Telemedicine provides better accessibility for Singaporeans' varied care needs. It complements the services provided by general practitioner (GP) and specialist clinics, polyclinics, and the intermediate and long-term care sector.
Telemedicine will be regulated under the upcoming Healthcare Services Act. In the interim, the Ministry of Health (MOH) is working closely with telemedicine providers through the MOH Licensing Experimentation and Adaptation Programme (Leap) regulatory sandbox.
The sandbox enables the development of telemedicine services with close monitoring of all aspects of safety, including clinical processes, medication delivery and data protection, while co-creating the appropriate regulations.
All medical practitioners are already able to provide care via existing telemedicine modalities, such as telephone, text messaging or video consultation.
They must comply with the Singapore Medical Council's Ethical Code and Ethical Guidelines, and take reference from all other applicable guidelines, including the National Telemedicine guidelines, and should maintain the same standards of care and professionalism.
If in doubt, the patient should be evaluated in person for a proper physical assessment.
Medical certificates (MC), whether in the paper format or an electronic one, must be given on sound medical grounds.

ACTIONS TO TAKE:
1. Quote the telemedicine passage from "The sandbox enables" to "the appropriate regulations.".
2. Answer these questions using the telemedicine passage:
(a) Under which upcoming act will telemedicine be regulated?
(b) Which three existing telemedicine modalities does it list?
(c) On what grounds must medical certificates be given?
The data that follows comes from a different source than the telemedicine passage.

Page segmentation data
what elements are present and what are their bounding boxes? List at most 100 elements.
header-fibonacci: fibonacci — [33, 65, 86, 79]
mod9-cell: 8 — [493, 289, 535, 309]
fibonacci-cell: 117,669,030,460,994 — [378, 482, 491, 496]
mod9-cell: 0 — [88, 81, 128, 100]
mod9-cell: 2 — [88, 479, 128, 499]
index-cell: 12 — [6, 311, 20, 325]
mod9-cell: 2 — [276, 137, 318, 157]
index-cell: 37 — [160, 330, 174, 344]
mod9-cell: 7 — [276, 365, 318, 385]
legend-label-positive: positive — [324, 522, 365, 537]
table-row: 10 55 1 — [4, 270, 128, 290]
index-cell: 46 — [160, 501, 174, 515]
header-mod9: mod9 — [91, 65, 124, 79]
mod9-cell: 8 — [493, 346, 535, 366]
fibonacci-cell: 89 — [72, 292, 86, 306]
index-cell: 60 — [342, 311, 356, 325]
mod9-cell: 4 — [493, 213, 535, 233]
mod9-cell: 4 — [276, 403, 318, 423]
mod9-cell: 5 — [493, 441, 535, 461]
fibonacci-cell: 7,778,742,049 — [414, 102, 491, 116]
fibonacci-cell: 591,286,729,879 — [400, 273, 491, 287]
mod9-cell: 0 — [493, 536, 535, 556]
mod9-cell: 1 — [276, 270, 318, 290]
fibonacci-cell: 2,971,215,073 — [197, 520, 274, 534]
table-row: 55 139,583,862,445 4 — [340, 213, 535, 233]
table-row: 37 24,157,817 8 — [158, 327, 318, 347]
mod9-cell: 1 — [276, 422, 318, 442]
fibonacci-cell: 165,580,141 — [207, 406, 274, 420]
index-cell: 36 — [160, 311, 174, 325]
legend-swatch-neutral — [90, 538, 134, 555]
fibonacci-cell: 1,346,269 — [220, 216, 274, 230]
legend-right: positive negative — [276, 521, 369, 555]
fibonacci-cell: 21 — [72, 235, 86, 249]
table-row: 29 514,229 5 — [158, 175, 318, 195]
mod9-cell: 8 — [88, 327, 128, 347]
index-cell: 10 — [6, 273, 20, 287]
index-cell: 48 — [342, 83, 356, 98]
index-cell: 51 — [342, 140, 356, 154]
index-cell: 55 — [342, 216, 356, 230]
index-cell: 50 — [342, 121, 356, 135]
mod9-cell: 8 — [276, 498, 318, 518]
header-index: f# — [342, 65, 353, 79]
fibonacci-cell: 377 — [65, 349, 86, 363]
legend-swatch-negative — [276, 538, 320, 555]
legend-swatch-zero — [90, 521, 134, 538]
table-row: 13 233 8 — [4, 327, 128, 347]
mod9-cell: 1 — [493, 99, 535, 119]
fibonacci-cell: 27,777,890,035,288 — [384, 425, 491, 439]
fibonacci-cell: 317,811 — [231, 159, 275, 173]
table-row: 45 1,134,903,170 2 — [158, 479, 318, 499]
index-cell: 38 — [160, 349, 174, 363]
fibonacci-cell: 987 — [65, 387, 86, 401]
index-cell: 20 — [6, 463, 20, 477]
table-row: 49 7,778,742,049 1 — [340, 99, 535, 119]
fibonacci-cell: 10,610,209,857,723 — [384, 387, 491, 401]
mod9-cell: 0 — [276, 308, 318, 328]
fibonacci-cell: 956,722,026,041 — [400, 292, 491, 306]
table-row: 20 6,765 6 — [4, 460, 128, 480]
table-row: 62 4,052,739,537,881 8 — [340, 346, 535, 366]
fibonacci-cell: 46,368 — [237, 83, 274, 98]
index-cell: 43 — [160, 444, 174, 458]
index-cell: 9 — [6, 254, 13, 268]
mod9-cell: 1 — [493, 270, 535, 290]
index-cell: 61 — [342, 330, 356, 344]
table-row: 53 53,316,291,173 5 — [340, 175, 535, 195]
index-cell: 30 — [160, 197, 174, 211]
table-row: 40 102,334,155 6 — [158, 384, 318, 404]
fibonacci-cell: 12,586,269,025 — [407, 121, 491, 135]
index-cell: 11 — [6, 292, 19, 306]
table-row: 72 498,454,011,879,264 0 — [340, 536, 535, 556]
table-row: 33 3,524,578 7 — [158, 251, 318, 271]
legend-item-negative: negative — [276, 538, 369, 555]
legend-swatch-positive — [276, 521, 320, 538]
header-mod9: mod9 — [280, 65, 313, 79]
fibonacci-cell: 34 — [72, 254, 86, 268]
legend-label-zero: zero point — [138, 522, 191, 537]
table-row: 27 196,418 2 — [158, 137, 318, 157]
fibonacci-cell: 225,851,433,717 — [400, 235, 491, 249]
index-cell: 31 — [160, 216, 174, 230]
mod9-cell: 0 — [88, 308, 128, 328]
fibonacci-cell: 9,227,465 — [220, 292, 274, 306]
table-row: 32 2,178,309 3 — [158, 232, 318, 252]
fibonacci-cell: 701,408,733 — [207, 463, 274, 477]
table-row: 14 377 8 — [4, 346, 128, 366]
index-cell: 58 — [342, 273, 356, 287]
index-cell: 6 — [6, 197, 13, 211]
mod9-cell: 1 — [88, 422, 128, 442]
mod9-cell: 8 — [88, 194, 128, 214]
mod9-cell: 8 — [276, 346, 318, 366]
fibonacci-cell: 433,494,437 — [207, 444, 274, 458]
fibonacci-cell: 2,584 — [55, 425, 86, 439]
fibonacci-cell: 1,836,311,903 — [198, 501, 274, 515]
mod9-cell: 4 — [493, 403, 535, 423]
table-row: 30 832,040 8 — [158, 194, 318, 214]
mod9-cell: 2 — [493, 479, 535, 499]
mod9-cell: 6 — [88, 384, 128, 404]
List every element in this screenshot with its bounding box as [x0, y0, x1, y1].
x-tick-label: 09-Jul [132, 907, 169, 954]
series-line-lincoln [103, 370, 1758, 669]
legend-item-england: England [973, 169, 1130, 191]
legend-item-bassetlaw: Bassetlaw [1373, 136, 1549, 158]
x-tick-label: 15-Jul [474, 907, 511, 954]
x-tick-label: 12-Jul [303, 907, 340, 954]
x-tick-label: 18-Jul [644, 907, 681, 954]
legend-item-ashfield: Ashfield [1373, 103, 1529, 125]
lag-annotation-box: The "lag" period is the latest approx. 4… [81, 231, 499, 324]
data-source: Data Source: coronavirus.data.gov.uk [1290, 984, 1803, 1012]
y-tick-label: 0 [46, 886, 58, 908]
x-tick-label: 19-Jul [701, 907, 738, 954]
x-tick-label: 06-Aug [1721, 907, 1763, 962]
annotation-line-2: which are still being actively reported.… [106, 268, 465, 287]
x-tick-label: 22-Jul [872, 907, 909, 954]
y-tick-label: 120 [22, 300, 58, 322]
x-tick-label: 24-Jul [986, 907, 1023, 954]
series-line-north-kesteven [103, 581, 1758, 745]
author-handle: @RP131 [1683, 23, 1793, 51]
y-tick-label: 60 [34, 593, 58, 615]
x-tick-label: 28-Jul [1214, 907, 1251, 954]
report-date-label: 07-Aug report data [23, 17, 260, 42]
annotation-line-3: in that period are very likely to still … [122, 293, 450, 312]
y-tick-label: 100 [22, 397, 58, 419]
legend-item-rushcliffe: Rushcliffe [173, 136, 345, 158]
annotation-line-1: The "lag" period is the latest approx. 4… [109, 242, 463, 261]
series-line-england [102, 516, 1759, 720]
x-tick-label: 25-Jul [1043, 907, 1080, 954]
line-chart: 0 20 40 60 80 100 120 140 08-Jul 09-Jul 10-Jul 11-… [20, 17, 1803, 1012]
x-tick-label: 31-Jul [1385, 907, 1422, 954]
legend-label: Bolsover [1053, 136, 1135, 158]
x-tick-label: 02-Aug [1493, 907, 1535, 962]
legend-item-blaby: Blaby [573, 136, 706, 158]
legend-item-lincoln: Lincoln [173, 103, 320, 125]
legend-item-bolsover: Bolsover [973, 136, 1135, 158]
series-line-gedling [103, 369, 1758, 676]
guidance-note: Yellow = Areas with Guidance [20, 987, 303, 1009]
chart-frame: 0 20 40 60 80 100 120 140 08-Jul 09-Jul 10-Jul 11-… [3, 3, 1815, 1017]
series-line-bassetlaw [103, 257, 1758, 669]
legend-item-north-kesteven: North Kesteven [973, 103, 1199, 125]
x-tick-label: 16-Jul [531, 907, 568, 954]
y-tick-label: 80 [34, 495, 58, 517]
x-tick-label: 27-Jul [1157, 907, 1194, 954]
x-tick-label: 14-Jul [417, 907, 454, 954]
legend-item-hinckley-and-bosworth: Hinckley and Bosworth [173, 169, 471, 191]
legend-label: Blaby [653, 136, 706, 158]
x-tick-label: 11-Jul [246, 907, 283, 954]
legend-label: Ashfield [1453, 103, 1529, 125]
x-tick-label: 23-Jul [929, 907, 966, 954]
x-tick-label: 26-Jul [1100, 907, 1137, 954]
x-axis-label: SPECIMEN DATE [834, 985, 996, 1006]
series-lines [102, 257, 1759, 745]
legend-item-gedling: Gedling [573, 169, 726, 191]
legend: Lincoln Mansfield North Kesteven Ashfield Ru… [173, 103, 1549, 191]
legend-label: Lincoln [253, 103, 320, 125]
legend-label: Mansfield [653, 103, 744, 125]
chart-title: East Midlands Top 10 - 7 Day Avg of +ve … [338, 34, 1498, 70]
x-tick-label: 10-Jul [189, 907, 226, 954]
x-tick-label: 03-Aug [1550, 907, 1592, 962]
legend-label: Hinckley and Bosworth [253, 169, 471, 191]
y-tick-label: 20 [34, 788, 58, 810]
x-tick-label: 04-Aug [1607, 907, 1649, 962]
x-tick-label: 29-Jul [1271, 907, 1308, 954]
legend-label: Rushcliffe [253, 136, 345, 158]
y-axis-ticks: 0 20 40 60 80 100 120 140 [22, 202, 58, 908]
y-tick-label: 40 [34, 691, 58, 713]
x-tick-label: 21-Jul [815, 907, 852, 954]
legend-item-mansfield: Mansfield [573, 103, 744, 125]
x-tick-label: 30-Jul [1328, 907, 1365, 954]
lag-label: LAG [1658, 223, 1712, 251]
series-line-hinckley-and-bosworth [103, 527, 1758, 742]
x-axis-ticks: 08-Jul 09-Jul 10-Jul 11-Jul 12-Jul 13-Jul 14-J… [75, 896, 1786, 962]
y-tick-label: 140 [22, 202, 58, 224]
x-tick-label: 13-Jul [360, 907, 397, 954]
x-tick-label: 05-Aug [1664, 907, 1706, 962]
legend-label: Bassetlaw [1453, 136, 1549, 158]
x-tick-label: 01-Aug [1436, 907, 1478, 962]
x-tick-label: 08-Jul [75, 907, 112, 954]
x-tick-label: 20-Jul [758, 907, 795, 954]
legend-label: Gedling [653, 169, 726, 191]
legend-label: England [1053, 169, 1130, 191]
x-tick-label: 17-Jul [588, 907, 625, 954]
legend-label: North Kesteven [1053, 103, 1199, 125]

YOUR WRITTEN ANSWERS:
1.
The sandbox enables the development of telemedicine services with close monitoring of all aspects of safety, including clinical processes, medication delivery and data protection, while co-creating the appropriate regulations.

2.
(a) The Healthcare Services Act.
(b) Telephone, text messaging and video consultation.
(c) On sound medical grounds.